Objective - Determine the number of lines in these entries that hold the word "документов". Give the number and nothing more.

Records for the task -

= = = = = = =

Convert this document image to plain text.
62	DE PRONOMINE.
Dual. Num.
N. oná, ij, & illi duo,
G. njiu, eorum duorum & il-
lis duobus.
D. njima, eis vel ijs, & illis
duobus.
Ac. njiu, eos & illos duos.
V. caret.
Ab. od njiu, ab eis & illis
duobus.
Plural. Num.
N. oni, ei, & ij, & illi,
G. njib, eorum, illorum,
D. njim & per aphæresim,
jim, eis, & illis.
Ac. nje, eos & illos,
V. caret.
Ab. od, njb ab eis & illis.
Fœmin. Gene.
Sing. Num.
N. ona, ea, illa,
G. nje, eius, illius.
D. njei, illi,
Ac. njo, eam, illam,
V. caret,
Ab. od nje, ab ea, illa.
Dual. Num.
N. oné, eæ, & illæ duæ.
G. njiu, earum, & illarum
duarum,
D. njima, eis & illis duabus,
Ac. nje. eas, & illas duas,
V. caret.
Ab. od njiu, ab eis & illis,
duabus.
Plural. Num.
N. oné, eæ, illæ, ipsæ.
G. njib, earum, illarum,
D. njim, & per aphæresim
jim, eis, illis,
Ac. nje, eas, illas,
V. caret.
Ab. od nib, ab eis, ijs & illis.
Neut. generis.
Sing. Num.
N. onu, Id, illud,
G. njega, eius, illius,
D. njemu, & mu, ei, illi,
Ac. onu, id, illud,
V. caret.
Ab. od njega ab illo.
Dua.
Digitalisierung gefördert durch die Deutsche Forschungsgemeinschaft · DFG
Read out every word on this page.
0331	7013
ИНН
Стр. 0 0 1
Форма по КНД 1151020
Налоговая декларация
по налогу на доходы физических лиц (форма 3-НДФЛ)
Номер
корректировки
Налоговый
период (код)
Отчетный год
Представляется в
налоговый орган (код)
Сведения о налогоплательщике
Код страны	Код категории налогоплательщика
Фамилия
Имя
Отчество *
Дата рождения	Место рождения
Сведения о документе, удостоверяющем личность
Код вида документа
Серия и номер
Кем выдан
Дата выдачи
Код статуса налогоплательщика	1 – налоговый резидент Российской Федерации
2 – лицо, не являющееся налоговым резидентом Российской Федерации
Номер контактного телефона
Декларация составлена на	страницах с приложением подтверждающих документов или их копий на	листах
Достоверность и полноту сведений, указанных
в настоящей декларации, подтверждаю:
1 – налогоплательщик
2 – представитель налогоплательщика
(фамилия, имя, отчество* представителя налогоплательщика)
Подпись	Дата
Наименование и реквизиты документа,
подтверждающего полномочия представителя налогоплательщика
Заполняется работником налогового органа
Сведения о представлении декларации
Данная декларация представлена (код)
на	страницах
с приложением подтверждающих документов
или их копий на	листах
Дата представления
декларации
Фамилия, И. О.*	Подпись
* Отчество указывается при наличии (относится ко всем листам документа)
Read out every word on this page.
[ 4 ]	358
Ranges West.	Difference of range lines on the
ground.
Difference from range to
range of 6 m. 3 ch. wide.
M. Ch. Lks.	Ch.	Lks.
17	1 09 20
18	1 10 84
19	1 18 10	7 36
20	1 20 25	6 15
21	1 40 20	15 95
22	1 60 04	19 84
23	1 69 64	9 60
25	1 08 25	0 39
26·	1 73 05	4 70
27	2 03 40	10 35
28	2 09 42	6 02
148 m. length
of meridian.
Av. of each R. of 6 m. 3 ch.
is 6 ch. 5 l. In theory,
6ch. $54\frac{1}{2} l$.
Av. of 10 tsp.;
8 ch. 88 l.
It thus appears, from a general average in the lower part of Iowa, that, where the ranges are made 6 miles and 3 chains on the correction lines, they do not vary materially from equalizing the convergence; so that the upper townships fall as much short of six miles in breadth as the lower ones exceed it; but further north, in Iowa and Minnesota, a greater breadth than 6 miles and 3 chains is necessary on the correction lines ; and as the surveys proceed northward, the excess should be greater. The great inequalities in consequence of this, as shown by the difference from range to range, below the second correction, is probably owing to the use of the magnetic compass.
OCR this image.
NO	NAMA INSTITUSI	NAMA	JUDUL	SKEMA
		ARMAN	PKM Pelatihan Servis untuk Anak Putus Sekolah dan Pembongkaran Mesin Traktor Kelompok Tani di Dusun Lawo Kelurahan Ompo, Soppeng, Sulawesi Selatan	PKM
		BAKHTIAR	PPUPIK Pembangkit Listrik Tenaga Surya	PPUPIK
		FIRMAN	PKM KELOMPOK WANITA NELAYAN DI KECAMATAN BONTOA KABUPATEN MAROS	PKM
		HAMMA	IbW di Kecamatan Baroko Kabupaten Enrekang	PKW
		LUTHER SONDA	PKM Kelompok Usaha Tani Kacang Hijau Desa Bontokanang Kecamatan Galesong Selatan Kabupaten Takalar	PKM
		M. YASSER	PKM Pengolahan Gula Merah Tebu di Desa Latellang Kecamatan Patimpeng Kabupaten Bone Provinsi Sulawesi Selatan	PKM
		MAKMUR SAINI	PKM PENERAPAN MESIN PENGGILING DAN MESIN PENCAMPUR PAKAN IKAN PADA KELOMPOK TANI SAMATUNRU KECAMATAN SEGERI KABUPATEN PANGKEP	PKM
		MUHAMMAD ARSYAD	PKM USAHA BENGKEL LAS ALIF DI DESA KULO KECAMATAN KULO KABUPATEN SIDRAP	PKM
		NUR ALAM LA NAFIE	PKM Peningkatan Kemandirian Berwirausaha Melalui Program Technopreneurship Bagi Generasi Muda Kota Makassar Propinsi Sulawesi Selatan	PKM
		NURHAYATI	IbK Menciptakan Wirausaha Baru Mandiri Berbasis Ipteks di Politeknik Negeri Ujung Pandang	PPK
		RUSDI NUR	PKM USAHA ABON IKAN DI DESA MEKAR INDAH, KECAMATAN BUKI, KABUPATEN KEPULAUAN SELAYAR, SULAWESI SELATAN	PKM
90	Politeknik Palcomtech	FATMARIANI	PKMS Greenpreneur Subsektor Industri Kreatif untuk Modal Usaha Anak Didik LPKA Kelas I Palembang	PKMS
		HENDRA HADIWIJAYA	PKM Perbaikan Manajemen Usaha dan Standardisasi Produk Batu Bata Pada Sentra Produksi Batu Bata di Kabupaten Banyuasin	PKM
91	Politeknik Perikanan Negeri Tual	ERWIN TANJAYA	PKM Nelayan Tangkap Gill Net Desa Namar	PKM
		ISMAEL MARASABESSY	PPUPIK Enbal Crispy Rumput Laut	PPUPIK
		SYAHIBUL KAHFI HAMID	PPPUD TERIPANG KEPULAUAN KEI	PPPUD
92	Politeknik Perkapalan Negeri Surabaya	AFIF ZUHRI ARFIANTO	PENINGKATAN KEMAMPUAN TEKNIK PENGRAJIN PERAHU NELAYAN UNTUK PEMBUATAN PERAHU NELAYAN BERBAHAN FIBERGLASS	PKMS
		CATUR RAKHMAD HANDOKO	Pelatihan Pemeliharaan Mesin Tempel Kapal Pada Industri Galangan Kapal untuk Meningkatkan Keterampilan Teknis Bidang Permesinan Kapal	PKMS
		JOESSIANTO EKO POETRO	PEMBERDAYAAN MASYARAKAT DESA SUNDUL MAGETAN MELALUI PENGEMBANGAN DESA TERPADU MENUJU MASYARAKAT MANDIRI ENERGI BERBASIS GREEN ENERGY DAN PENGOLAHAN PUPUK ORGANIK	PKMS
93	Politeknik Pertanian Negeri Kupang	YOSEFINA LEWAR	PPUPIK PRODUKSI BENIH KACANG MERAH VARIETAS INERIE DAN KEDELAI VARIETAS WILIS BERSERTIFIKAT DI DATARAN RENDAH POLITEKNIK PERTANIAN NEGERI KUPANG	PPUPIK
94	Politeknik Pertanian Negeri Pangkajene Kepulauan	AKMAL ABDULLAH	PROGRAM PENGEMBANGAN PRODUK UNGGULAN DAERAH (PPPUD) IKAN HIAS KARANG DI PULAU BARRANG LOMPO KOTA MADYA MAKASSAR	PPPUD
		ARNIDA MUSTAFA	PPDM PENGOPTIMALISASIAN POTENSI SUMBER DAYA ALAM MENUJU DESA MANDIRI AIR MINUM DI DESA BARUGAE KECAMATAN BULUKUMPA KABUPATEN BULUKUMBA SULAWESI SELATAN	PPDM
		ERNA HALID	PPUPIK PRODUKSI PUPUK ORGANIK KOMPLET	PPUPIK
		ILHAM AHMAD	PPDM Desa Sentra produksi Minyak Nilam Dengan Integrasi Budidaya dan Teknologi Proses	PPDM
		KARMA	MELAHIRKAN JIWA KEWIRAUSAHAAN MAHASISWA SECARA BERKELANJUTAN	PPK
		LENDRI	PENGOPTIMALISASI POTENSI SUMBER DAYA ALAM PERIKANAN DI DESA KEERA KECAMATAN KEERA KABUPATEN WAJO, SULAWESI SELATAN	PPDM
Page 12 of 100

= = = = = = =

Result for this task - 2